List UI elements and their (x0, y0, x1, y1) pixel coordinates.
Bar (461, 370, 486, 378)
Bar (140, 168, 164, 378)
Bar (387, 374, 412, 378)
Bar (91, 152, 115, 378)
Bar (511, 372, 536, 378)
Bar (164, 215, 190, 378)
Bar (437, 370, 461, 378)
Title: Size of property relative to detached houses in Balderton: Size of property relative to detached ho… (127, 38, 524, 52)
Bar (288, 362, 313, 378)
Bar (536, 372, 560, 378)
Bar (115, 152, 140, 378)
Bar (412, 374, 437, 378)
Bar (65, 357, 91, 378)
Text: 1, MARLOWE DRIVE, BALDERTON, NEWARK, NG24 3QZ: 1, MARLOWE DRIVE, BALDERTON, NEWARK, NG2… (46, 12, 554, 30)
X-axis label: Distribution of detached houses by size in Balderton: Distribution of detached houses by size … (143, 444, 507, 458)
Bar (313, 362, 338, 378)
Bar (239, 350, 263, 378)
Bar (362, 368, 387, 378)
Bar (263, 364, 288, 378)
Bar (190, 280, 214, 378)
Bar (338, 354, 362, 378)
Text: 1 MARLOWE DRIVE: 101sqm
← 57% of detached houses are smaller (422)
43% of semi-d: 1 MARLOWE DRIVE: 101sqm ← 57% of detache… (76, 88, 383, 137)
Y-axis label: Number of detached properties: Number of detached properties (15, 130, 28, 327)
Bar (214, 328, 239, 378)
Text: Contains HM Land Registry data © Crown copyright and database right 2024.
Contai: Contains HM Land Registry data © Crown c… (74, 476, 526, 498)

* _TASK GOAL_
Write out every row above again, character for character, leaving nothing out and changing nothing.

* _CORRECT RESULT_
List UI elements and their (x0, y0, x1, y1) pixel coordinates.
Bar (461, 370, 486, 378)
Bar (140, 168, 164, 378)
Bar (387, 374, 412, 378)
Bar (91, 152, 115, 378)
Bar (511, 372, 536, 378)
Bar (164, 215, 190, 378)
Bar (437, 370, 461, 378)
Title: Size of property relative to detached houses in Balderton: Size of property relative to detached ho… (127, 38, 524, 52)
Bar (288, 362, 313, 378)
Bar (536, 372, 560, 378)
Bar (115, 152, 140, 378)
Bar (412, 374, 437, 378)
Bar (65, 357, 91, 378)
Text: 1, MARLOWE DRIVE, BALDERTON, NEWARK, NG24 3QZ: 1, MARLOWE DRIVE, BALDERTON, NEWARK, NG2… (46, 12, 554, 30)
X-axis label: Distribution of detached houses by size in Balderton: Distribution of detached houses by size … (143, 444, 507, 458)
Bar (313, 362, 338, 378)
Bar (239, 350, 263, 378)
Bar (362, 368, 387, 378)
Bar (263, 364, 288, 378)
Bar (190, 280, 214, 378)
Bar (338, 354, 362, 378)
Text: 1 MARLOWE DRIVE: 101sqm
← 57% of detached houses are smaller (422)
43% of semi-d: 1 MARLOWE DRIVE: 101sqm ← 57% of detache… (76, 88, 383, 137)
Y-axis label: Number of detached properties: Number of detached properties (15, 130, 28, 327)
Bar (214, 328, 239, 378)
Text: Contains HM Land Registry data © Crown copyright and database right 2024.
Contai: Contains HM Land Registry data © Crown c… (74, 476, 526, 498)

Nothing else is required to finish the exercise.